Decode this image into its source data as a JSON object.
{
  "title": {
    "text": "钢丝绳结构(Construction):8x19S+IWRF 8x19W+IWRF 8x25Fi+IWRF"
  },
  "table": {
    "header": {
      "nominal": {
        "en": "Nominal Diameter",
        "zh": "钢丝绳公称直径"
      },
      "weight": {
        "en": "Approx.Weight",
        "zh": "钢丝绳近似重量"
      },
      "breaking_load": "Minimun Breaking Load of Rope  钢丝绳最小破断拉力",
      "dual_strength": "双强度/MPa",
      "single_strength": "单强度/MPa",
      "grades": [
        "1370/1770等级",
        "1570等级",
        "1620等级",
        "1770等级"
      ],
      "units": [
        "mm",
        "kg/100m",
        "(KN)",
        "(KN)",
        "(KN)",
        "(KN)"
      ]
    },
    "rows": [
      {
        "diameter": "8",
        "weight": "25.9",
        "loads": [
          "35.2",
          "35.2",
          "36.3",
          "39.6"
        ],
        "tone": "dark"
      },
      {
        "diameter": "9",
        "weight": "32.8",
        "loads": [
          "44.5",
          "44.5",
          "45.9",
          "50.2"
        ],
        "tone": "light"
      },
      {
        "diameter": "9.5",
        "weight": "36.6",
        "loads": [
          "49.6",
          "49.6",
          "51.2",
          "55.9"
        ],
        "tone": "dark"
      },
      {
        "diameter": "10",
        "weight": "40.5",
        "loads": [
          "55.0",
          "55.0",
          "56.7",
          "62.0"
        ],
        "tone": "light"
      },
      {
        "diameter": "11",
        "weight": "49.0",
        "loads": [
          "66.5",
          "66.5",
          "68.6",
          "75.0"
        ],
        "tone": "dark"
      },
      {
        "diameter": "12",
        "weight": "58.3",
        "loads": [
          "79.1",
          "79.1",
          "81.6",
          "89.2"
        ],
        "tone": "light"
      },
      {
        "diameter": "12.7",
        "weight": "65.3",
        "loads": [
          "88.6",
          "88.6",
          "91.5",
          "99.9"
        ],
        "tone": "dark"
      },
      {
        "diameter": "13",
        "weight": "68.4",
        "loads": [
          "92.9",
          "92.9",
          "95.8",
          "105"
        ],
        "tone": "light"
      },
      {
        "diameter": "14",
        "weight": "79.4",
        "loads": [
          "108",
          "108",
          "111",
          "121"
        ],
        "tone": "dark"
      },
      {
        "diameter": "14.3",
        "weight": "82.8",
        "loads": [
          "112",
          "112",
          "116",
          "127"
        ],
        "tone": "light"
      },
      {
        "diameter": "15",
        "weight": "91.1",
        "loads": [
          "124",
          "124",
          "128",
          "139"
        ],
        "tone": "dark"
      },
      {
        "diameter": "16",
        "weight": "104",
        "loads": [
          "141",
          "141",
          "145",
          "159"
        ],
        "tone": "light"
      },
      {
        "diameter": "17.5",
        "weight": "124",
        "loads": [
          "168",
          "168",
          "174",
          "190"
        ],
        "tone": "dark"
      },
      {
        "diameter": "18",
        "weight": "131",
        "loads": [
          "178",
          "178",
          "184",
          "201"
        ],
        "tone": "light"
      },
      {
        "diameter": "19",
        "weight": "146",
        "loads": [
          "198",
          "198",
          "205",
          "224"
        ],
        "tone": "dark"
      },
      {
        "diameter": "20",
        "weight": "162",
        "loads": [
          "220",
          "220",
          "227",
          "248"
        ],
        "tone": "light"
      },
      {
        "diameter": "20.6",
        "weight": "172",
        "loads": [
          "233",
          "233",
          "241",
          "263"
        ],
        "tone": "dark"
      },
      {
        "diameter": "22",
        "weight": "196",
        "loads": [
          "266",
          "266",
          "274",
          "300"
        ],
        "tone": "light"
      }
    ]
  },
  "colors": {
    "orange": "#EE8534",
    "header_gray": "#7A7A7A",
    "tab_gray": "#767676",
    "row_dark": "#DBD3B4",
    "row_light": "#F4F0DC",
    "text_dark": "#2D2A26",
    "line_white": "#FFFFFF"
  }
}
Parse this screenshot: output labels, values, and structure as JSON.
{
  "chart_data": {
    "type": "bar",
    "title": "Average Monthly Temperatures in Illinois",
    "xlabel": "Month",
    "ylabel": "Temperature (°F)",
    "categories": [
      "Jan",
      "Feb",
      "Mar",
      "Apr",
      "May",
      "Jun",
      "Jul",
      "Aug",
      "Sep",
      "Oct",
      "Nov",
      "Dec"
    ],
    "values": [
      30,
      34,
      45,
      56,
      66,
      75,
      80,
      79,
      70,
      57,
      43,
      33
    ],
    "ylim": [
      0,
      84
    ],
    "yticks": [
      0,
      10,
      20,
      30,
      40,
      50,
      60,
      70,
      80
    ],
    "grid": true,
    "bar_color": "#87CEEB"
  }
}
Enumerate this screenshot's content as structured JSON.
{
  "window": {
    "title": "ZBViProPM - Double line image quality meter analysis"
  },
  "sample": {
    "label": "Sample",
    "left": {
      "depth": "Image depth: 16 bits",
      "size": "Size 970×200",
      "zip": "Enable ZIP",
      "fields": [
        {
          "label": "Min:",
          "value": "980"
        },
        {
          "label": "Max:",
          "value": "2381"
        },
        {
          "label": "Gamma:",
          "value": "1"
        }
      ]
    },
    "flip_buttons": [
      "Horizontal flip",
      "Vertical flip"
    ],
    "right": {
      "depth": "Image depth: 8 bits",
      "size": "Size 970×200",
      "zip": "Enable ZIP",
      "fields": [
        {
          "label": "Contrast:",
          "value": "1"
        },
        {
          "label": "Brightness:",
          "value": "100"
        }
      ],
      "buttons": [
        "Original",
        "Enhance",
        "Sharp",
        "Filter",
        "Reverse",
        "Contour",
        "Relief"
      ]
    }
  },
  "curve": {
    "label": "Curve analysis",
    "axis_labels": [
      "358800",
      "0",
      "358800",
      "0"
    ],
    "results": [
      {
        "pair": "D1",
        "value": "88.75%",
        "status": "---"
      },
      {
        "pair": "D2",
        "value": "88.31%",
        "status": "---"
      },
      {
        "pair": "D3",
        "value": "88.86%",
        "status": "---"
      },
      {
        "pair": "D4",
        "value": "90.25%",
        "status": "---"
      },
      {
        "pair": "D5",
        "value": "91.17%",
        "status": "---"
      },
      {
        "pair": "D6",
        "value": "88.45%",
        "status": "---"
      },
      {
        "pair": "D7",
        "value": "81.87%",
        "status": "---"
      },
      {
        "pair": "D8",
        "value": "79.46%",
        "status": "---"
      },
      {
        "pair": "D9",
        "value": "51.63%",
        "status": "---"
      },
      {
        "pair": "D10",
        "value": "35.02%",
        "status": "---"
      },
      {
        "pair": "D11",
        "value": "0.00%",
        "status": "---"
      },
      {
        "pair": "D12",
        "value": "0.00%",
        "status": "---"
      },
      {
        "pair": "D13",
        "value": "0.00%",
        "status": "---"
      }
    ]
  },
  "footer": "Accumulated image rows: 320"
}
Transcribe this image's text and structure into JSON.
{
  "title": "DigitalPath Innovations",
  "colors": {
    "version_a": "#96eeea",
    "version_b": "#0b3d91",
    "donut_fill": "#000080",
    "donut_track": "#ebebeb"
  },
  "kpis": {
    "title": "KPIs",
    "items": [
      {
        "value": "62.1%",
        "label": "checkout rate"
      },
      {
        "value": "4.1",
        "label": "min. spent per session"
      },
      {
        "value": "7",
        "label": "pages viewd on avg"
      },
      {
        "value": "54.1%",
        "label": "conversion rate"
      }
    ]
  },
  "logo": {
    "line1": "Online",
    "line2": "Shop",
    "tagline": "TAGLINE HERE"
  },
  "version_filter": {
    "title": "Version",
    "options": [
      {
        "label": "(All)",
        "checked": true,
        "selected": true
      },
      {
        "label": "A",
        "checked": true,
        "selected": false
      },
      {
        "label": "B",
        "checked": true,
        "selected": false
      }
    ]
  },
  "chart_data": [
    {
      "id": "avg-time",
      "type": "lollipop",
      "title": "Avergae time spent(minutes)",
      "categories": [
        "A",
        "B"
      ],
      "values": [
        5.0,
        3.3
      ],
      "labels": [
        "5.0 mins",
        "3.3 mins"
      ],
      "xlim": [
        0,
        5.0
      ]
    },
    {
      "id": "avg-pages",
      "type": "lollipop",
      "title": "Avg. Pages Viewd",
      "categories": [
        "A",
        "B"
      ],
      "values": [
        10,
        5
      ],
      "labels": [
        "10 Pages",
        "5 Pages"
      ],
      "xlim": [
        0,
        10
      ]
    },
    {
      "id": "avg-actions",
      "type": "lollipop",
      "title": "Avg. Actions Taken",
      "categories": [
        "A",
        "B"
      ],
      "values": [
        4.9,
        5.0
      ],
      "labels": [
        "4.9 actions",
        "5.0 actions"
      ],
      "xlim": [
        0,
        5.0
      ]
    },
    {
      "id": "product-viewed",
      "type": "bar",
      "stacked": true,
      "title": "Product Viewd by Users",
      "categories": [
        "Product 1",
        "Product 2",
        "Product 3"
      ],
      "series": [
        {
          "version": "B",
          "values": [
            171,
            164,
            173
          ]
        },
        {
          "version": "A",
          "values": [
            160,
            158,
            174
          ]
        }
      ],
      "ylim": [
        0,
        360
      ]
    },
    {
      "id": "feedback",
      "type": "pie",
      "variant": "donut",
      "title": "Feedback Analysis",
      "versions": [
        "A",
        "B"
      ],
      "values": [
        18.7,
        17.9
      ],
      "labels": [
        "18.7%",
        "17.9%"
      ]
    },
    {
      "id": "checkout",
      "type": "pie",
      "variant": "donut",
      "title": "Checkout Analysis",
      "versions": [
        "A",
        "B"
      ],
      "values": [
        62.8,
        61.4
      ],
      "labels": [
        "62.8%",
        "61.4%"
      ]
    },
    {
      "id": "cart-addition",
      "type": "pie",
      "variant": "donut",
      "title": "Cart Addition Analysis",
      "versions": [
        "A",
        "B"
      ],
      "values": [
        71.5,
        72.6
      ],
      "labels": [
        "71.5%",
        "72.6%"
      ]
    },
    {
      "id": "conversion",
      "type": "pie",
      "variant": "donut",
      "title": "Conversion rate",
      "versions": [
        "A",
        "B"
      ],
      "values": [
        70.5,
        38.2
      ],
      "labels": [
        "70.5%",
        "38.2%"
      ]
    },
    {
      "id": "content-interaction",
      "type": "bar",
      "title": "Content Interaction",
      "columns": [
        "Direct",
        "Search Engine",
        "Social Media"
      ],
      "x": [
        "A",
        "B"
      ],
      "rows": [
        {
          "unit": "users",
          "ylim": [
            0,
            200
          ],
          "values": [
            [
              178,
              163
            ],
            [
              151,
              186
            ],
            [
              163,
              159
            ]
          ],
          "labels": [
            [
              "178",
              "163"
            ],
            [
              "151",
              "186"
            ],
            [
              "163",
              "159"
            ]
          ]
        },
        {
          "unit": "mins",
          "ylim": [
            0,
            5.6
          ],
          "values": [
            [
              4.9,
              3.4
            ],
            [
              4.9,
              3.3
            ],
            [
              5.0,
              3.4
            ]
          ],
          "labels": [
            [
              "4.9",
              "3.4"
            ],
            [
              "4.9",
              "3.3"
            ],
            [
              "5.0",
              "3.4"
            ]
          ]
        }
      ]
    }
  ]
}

-------

== THE PROBLEM ==
Scan the material above for the string "into" and report each line where you find it.

== RESULT ==
Decode this image into its source data as a JSON object.
Transcribe this image's text and structure into JSON.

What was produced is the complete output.